--- The task ---
Write out the material again word for word, dropping any images it holds.

--- Working data ---

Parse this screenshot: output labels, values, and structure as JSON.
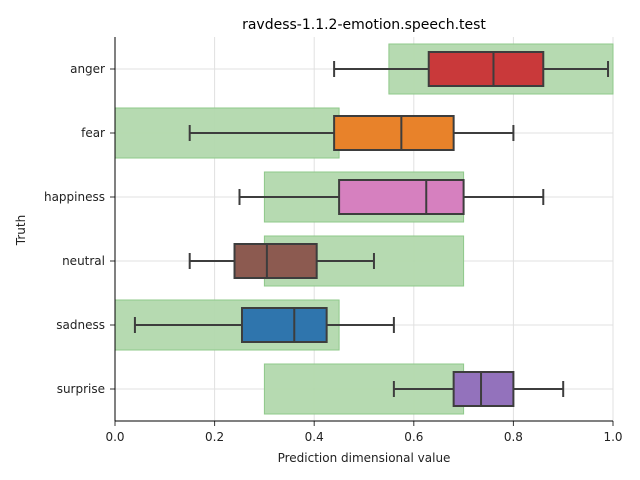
{
  "chart_data": {
    "type": "box",
    "orientation": "horizontal",
    "title": "ravdess-1.1.2-emotion.speech.test",
    "xlabel": "Prediction dimensional value",
    "ylabel": "Truth",
    "xlim": [
      0,
      1
    ],
    "x_ticks": [
      "0.0",
      "0.2",
      "0.4",
      "0.6",
      "0.8",
      "1.0"
    ],
    "grid": true,
    "range_color": "#b2d8ad",
    "categories": [
      "anger",
      "fear",
      "happiness",
      "neutral",
      "sadness",
      "surprise"
    ],
    "expected_ranges": [
      {
        "category": "anger",
        "low": 0.55,
        "high": 1.0
      },
      {
        "category": "fear",
        "low": 0.0,
        "high": 0.45
      },
      {
        "category": "happiness",
        "low": 0.3,
        "high": 0.7
      },
      {
        "category": "neutral",
        "low": 0.3,
        "high": 0.7
      },
      {
        "category": "sadness",
        "low": 0.0,
        "high": 0.45
      },
      {
        "category": "surprise",
        "low": 0.3,
        "high": 0.7
      }
    ],
    "boxes": [
      {
        "category": "anger",
        "whisker_low": 0.44,
        "q1": 0.63,
        "median": 0.76,
        "q3": 0.86,
        "whisker_high": 0.99,
        "color": "#c9393a"
      },
      {
        "category": "fear",
        "whisker_low": 0.15,
        "q1": 0.44,
        "median": 0.575,
        "q3": 0.68,
        "whisker_high": 0.8,
        "color": "#e8822a"
      },
      {
        "category": "happiness",
        "whisker_low": 0.25,
        "q1": 0.45,
        "median": 0.625,
        "q3": 0.7,
        "whisker_high": 0.86,
        "color": "#d680bf"
      },
      {
        "category": "neutral",
        "whisker_low": 0.15,
        "q1": 0.24,
        "median": 0.305,
        "q3": 0.405,
        "whisker_high": 0.52,
        "color": "#8c5a50"
      },
      {
        "category": "sadness",
        "whisker_low": 0.04,
        "q1": 0.255,
        "median": 0.36,
        "q3": 0.425,
        "whisker_high": 0.56,
        "color": "#2f75ad"
      },
      {
        "category": "surprise",
        "whisker_low": 0.56,
        "q1": 0.68,
        "median": 0.735,
        "q3": 0.8,
        "whisker_high": 0.9,
        "color": "#9372bc"
      }
    ]
  }
}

--- Complete response ---
Parse this screenshot: output labels, values, and structure as JSON.
{
  "chart_data": {
    "type": "box",
    "orientation": "horizontal",
    "title": "ravdess-1.1.2-emotion.speech.test",
    "xlabel": "Prediction dimensional value",
    "ylabel": "Truth",
    "xlim": [
      0,
      1
    ],
    "x_ticks": [
      "0.0",
      "0.2",
      "0.4",
      "0.6",
      "0.8",
      "1.0"
    ],
    "grid": true,
    "range_color": "#b2d8ad",
    "categories": [
      "anger",
      "fear",
      "happiness",
      "neutral",
      "sadness",
      "surprise"
    ],
    "expected_ranges": [
      {
        "category": "anger",
        "low": 0.55,
        "high": 1.0
      },
      {
        "category": "fear",
        "low": 0.0,
        "high": 0.45
      },
      {
        "category": "happiness",
        "low": 0.3,
        "high": 0.7
      },
      {
        "category": "neutral",
        "low": 0.3,
        "high": 0.7
      },
      {
        "category": "sadness",
        "low": 0.0,
        "high": 0.45
      },
      {
        "category": "surprise",
        "low": 0.3,
        "high": 0.7
      }
    ],
    "boxes": [
      {
        "category": "anger",
        "whisker_low": 0.44,
        "q1": 0.63,
        "median": 0.76,
        "q3": 0.86,
        "whisker_high": 0.99,
        "color": "#c9393a"
      },
      {
        "category": "fear",
        "whisker_low": 0.15,
        "q1": 0.44,
        "median": 0.575,
        "q3": 0.68,
        "whisker_high": 0.8,
        "color": "#e8822a"
      },
      {
        "category": "happiness",
        "whisker_low": 0.25,
        "q1": 0.45,
        "median": 0.625,
        "q3": 0.7,
        "whisker_high": 0.86,
        "color": "#d680bf"
      },
      {
        "category": "neutral",
        "whisker_low": 0.15,
        "q1": 0.24,
        "median": 0.305,
        "q3": 0.405,
        "whisker_high": 0.52,
        "color": "#8c5a50"
      },
      {
        "category": "sadness",
        "whisker_low": 0.04,
        "q1": 0.255,
        "median": 0.36,
        "q3": 0.425,
        "whisker_high": 0.56,
        "color": "#2f75ad"
      },
      {
        "category": "surprise",
        "whisker_low": 0.56,
        "q1": 0.68,
        "median": 0.735,
        "q3": 0.8,
        "whisker_high": 0.9,
        "color": "#9372bc"
      }
    ]
  }
}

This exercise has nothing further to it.